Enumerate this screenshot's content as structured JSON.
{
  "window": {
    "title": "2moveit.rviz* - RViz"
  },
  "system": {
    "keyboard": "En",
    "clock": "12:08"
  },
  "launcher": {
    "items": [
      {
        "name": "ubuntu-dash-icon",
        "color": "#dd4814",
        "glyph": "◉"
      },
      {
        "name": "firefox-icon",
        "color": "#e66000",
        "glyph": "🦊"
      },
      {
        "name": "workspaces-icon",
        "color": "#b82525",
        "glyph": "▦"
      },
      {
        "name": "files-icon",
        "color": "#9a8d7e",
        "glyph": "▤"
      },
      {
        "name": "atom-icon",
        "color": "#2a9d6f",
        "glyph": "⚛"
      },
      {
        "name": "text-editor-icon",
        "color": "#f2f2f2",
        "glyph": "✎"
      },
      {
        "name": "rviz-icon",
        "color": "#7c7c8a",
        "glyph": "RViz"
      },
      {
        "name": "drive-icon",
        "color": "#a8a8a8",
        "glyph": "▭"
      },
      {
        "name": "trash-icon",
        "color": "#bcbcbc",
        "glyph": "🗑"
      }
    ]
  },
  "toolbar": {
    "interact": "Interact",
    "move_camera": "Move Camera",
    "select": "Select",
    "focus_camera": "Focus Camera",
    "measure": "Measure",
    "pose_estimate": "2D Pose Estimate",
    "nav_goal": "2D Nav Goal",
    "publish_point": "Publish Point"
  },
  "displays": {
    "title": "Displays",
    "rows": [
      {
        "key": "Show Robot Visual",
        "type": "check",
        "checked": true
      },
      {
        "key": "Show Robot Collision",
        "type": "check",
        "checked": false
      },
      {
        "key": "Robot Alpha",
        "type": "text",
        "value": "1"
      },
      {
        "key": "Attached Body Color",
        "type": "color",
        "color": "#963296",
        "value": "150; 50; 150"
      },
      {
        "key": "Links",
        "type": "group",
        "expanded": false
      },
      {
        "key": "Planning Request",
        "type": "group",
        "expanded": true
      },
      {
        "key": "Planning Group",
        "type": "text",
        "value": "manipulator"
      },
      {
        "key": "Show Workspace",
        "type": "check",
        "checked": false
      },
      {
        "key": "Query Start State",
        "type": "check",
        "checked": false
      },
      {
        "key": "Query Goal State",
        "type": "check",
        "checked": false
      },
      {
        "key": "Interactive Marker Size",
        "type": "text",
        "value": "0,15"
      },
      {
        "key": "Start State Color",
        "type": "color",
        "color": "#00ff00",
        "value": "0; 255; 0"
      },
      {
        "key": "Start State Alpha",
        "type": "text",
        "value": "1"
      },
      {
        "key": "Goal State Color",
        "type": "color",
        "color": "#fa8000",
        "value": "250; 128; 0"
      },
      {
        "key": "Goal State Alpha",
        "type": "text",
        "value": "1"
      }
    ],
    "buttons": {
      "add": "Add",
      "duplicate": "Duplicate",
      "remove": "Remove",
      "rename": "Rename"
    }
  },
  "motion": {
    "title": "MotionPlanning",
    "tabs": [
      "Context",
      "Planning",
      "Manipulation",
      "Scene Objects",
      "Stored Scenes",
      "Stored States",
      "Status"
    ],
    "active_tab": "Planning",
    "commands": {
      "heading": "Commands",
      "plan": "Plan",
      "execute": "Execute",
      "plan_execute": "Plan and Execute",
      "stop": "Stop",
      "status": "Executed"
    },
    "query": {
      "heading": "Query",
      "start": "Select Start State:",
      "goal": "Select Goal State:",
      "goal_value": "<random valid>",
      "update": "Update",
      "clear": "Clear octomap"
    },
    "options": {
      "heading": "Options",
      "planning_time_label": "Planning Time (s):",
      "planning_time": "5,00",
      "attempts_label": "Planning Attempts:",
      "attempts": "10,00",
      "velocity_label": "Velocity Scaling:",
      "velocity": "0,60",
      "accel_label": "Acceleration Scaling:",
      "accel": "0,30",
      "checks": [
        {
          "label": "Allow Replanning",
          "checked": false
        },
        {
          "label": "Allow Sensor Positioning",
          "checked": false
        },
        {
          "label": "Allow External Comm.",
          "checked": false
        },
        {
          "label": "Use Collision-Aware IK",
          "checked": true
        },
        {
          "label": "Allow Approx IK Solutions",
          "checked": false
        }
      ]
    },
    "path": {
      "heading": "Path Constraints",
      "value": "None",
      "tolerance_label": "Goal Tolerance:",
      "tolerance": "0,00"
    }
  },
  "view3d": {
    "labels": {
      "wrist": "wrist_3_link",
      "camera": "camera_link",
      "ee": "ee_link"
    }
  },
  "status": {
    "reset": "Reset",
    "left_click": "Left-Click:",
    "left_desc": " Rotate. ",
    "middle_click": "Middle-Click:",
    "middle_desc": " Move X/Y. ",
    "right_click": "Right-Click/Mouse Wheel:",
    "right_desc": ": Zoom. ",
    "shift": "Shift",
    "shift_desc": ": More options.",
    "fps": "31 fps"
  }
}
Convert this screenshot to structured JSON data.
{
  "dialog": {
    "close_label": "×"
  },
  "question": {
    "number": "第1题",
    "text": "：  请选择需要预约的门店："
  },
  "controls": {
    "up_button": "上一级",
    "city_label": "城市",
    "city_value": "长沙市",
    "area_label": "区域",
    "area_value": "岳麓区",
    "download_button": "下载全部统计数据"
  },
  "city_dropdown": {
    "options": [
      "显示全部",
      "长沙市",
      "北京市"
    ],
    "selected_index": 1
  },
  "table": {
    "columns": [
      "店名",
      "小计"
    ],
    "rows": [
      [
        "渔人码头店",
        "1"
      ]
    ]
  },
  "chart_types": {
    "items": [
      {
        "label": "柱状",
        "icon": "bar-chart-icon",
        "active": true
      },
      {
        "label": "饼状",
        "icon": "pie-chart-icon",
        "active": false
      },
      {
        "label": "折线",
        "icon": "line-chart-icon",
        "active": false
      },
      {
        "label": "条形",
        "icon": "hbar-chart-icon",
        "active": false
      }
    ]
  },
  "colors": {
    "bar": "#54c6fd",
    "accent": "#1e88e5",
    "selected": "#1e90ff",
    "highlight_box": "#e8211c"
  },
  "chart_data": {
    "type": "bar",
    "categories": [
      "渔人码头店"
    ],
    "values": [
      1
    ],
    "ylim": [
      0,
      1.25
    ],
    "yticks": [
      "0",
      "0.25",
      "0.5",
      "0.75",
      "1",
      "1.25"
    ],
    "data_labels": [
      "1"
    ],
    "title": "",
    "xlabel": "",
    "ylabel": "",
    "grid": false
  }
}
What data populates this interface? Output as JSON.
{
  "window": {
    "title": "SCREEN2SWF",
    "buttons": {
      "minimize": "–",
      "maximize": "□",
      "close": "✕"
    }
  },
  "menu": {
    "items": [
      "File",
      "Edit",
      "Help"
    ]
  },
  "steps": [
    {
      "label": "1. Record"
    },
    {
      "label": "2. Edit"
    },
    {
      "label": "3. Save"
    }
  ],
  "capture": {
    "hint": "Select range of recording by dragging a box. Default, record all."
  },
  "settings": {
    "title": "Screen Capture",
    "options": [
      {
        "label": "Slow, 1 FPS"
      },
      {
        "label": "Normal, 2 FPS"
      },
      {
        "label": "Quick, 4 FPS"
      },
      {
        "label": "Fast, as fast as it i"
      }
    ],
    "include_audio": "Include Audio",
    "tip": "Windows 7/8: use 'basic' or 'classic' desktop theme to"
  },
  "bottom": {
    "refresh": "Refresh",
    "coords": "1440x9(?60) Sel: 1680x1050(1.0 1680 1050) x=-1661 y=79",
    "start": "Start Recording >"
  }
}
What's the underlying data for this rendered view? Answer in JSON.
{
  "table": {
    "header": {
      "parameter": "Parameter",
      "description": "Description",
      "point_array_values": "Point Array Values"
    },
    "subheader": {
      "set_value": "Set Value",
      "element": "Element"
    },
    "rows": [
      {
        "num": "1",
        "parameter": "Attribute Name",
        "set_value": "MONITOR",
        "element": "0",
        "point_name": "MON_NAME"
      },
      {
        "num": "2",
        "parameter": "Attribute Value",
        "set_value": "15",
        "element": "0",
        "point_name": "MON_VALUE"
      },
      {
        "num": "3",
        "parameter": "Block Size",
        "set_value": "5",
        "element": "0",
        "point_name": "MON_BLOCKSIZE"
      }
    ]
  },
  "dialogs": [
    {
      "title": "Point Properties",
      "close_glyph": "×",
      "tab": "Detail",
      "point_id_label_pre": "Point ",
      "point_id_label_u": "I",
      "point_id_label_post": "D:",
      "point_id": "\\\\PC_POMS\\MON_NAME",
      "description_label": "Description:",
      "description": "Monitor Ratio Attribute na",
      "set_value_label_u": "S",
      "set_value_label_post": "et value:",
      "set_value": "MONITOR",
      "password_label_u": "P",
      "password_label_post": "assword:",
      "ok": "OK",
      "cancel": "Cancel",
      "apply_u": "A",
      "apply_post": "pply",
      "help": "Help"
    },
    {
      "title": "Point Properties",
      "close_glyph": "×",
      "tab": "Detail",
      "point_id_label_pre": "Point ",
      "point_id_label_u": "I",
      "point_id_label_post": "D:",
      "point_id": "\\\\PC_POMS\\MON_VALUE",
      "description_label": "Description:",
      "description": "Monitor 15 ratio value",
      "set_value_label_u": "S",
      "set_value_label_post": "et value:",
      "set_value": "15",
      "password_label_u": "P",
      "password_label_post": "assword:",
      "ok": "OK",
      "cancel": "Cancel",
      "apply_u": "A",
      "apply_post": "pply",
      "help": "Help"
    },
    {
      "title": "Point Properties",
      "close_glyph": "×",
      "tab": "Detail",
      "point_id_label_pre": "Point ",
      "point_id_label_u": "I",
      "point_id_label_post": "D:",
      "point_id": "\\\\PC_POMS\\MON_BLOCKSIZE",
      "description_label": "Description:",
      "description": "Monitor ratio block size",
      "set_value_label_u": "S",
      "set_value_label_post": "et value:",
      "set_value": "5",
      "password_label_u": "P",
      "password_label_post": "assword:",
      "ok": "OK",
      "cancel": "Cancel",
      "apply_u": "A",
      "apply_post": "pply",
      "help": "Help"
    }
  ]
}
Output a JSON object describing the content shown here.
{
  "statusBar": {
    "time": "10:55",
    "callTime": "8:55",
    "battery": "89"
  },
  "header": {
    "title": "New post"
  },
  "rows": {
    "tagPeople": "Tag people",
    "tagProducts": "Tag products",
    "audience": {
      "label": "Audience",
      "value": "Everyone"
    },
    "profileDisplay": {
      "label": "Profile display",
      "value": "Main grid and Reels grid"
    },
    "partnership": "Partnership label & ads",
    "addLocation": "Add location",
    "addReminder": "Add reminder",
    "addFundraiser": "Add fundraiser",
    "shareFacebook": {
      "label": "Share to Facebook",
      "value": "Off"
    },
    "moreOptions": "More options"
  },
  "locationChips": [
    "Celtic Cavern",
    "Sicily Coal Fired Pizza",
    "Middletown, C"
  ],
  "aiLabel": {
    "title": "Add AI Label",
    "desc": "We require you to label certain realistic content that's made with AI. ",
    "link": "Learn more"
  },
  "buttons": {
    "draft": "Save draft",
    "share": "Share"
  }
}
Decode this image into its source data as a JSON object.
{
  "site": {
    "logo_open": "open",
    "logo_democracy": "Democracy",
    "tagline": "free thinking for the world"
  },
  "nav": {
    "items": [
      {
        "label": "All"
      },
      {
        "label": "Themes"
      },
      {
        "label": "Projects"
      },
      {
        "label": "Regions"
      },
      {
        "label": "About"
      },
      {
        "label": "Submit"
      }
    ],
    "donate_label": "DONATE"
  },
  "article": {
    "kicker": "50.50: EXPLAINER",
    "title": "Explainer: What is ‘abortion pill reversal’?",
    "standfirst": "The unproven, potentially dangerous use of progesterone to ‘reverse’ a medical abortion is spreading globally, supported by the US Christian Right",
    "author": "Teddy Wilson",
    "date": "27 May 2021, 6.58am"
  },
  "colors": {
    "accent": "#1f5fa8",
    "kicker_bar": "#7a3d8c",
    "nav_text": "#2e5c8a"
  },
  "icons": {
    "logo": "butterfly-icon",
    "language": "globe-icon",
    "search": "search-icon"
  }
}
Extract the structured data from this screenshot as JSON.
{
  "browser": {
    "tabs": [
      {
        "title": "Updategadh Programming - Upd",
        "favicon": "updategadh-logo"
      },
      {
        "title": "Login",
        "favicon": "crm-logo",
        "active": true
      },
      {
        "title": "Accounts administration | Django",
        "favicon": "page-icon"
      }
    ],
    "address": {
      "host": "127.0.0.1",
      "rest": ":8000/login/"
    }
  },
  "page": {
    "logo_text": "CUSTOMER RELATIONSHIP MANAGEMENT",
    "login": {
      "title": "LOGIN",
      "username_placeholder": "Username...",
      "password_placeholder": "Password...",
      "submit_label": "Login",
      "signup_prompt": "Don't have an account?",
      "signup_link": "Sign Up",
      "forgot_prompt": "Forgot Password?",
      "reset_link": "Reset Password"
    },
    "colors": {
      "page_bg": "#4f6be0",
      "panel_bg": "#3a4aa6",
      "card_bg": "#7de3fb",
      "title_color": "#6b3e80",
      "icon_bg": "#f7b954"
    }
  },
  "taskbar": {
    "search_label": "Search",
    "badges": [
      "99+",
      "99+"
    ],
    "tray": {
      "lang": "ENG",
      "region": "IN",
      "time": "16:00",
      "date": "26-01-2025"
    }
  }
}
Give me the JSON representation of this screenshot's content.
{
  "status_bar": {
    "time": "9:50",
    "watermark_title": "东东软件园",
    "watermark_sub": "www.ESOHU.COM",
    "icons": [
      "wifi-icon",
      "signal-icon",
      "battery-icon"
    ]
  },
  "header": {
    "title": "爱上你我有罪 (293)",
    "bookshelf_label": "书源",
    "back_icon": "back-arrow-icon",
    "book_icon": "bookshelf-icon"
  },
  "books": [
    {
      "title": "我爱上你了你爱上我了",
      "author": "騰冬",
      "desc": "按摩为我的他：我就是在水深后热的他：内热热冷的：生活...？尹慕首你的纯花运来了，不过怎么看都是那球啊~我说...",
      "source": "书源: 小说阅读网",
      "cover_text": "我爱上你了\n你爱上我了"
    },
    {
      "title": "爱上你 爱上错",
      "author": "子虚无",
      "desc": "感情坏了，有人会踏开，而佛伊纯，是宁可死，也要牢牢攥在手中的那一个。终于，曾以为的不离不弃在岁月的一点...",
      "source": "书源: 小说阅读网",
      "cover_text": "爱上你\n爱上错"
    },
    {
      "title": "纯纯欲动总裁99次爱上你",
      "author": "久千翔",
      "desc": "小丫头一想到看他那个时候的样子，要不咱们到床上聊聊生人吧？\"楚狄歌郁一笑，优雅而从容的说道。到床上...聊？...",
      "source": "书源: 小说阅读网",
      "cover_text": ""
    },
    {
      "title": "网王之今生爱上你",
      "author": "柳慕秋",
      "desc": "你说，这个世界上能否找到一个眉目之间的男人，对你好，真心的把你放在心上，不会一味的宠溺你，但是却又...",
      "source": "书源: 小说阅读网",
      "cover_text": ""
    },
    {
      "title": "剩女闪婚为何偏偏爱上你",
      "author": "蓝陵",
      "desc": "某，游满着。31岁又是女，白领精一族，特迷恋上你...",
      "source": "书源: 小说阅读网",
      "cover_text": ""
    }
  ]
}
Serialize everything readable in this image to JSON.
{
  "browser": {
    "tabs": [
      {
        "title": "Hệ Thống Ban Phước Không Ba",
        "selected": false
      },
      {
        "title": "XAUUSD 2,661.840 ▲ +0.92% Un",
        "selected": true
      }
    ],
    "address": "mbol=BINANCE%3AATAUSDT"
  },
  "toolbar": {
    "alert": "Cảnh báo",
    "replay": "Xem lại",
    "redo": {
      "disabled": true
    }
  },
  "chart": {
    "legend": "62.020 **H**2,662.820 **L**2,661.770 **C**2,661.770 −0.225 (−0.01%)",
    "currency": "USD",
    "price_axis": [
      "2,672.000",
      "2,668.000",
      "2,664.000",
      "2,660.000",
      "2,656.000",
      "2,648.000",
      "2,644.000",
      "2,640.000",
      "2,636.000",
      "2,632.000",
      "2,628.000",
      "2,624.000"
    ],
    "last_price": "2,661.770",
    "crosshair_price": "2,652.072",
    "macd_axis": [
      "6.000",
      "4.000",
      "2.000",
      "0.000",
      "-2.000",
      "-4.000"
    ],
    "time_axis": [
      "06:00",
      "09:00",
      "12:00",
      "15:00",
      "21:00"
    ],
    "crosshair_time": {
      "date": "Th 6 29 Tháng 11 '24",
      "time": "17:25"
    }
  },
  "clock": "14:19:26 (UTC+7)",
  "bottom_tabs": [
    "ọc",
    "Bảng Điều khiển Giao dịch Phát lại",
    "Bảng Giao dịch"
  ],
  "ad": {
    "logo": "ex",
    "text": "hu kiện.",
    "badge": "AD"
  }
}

**What you need to do**
Check each line of the entries above for the word "dịch". List the ones that have it.

**Correct answer**
    "Bảng Điều khiển Giao dịch Phát lại",
    "Bảng Giao dịch"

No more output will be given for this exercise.